> [SHORT TASK A]: Reproduce the passage of the drone pest-control text starting at "The ability to fly the" and ending at "deer and rabbits.".
> [SHORT TASK B]:
Answer these questions from the drone pest-control text:
(i) What enhanced flight ceiling did the trial's regulatory approval allow?
(ii) Who is the Managing Director of Ninox Robotics?
(iii) Between which two kinds of sight can the cameras on Ninox Robotics' UAVs switch?

> [TEXT TO READ]:

Start

Australian company Ninox Robotics is undertaking the most ambitious civilian drone trial ever conducted in Australia aiming to improve pest control on farms

Australia’s billion-dollar problem with invasive pests will have a new solution this month following the trial of a high-tech surveillance tool from Ninox Robotics.

The trial utilises state-of-the-art military-grade unmanned aerial vehicles (UAVs) or drones, with advanced real time thermal imaging capabilities to detect invasive pests in rural areas.

Regulatory approval for the trial has included a number of firsts for a non-military operator in Australia.

Firsts for Australia include:

  • An enhanced flight ceiling of over 400m, enabling Ninox Robotics’ systems to cover more ground efficiently;
  • Flight range beyond visual line of sight, all autonomously
  • The ability to fly at night, thereby enabling the thermal camera to be at its most effective.

The ability to fly the drones at night makes the Ninox Robotics service particularly effective, as most of the pest activity menacing rural farms is more prevalent at night.

Ninox Robotics Managing Director Marcus Ehrlich says Australian landholders and managers have been struggling against the problem of invasive pest species for decades, including feral dogs, pigs, deer and rabbits.

"The issue has cumulatively caused billions of dollars in damages and lost revenue, as well as significant destruction to the country’s unique biodiversity," Ehrlich says.

"With the application of UAVs, we have a new weapon in this fight, which will provide unparalleled effectiveness in pest detection and enhance existing control techniques.

"It’s a quantum leap over any of the current pest intelligence gathering methods currently available."

Unlike other aerial pest detection methods which rely primarily on the human eye and are ineffective at night, Ninox Robotics’ UAVs use world-class dual-payload cameras that can switch easily between normal visual spectrum (RGB) and far infrared (thermal) sight.

Video captured by the camera is streamed live to ground control stations manned by highly trained UAV pilots, as well as passive screens viewed by landholders and other relevant stakeholders.

This enables viewers to determine the location, number and type of targeted pests.

End

> [ENTRIES PROVIDED]:
Start

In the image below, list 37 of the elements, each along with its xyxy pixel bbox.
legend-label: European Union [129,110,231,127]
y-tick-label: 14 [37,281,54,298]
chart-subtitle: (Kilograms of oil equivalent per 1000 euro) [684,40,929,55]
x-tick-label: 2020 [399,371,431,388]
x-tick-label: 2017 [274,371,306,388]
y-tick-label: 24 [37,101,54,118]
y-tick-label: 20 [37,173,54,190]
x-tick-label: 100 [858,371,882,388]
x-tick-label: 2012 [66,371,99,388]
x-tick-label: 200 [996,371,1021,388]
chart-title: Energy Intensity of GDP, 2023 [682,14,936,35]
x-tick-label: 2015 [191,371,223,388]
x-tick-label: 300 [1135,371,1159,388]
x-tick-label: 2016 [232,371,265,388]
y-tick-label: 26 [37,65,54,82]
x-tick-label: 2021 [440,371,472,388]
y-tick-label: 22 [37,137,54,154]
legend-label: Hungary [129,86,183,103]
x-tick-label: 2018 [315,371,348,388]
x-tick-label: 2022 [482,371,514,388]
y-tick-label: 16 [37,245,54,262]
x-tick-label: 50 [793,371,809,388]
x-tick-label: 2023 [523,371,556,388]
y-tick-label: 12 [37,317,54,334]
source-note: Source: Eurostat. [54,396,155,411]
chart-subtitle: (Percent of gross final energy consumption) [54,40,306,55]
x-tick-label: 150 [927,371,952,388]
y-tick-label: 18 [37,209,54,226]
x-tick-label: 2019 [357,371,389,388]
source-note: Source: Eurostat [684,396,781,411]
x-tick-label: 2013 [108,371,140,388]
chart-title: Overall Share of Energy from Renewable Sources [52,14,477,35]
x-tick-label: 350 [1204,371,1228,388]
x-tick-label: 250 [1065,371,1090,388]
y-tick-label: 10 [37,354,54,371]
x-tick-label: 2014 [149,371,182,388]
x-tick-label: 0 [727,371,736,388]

End

> [FINISHED ANSWER A]:
The ability to fly the drones at night makes the Ninox Robotics service particularly effective, as most of the pest activity menacing rural farms is more prevalent at night.

Ninox Robotics Managing Director Marcus Ehrlich says Australian landholders and managers have been struggling against the problem of invasive pest species for decades, including feral dogs, pigs, deer and rabbits.

> [FINISHED ANSWER B]:
(i) Over 400m.
(ii) Marcus Ehrlich.
(iii) Normal visual spectrum (RGB) and far infrared (thermal) sight.